Rows from a figure dataset:
start
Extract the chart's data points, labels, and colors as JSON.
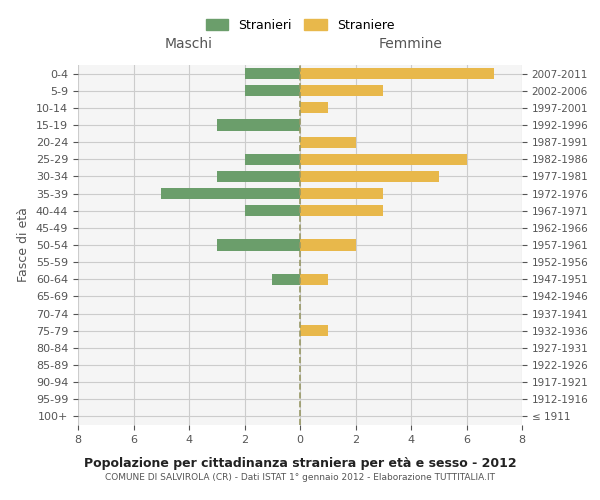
{
  "age_groups": [
    "100+",
    "95-99",
    "90-94",
    "85-89",
    "80-84",
    "75-79",
    "70-74",
    "65-69",
    "60-64",
    "55-59",
    "50-54",
    "45-49",
    "40-44",
    "35-39",
    "30-34",
    "25-29",
    "20-24",
    "15-19",
    "10-14",
    "5-9",
    "0-4"
  ],
  "birth_years": [
    "≤ 1911",
    "1912-1916",
    "1917-1921",
    "1922-1926",
    "1927-1931",
    "1932-1936",
    "1937-1941",
    "1942-1946",
    "1947-1951",
    "1952-1956",
    "1957-1961",
    "1962-1966",
    "1967-1971",
    "1972-1976",
    "1977-1981",
    "1982-1986",
    "1987-1991",
    "1992-1996",
    "1997-2001",
    "2002-2006",
    "2007-2011"
  ],
  "males": [
    0,
    0,
    0,
    0,
    0,
    0,
    0,
    0,
    1,
    0,
    3,
    0,
    2,
    5,
    3,
    2,
    0,
    3,
    0,
    2,
    2
  ],
  "females": [
    0,
    0,
    0,
    0,
    0,
    1,
    0,
    0,
    1,
    0,
    2,
    0,
    3,
    3,
    5,
    6,
    2,
    0,
    1,
    3,
    7
  ],
  "male_color": "#6b9e6b",
  "female_color": "#e8b84b",
  "grid_color": "#cccccc",
  "center_line_color": "#999966",
  "xlim": 8,
  "title": "Popolazione per cittadinanza straniera per età e sesso - 2012",
  "subtitle": "COMUNE DI SALVIROLA (CR) - Dati ISTAT 1° gennaio 2012 - Elaborazione TUTTITALIA.IT",
  "ylabel_left": "Fasce di età",
  "xlabel_maschi": "Maschi",
  "xlabel_femmine": "Femmine",
  "legend_stranieri": "Stranieri",
  "legend_straniere": "Straniere",
  "background_color": "#ffffff",
  "plot_bg_color": "#f5f5f5"
}
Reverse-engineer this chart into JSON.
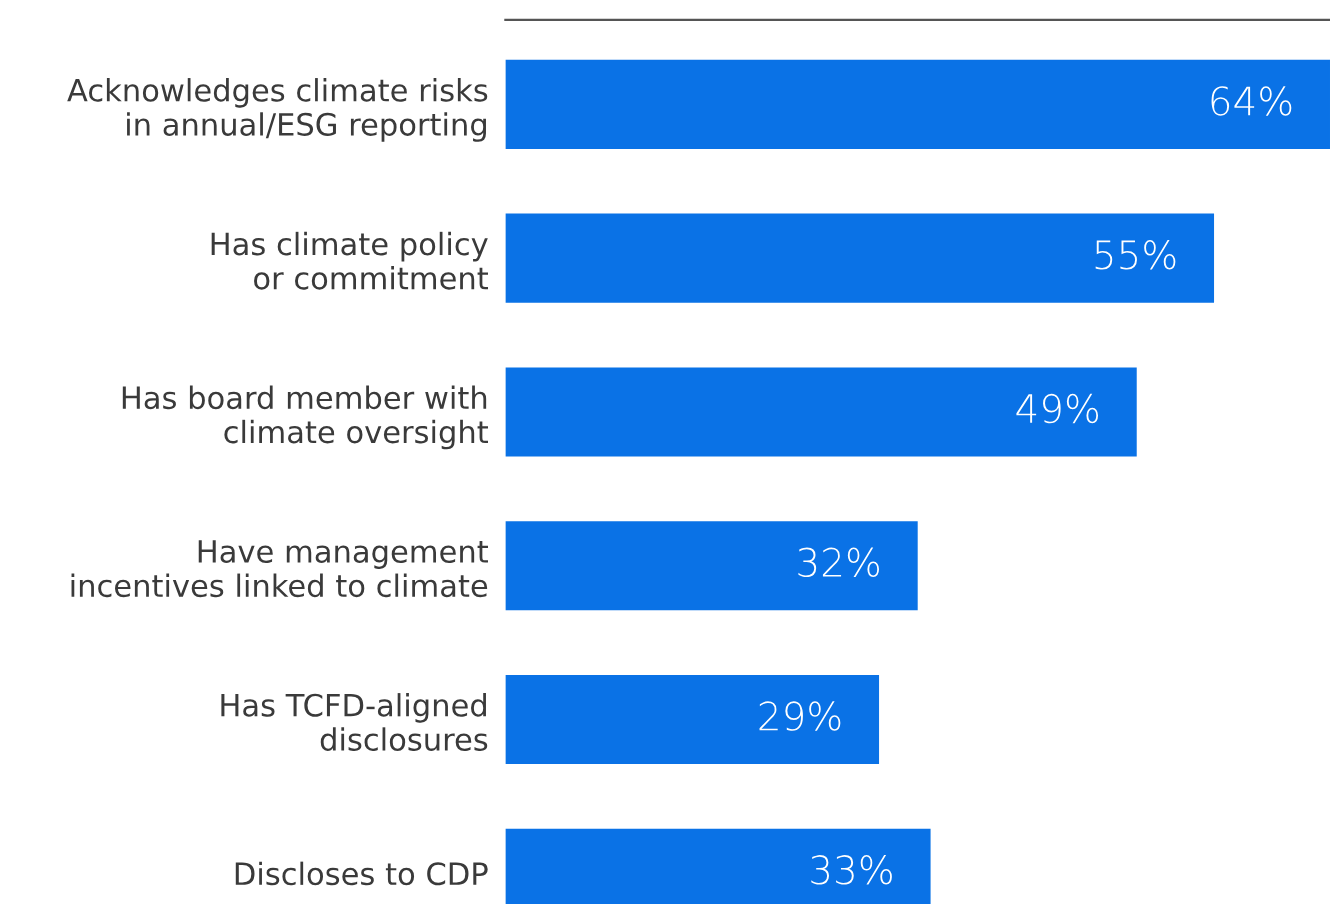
end
■ TASK REQUIREMENTS: Look through the listing above. Pick out each line with "chart" and copy it.

■ CORRECT OUTPUT:
Extract the chart's data points, labels, and colors as JSON.
Reverse-engineer this chart into JSON.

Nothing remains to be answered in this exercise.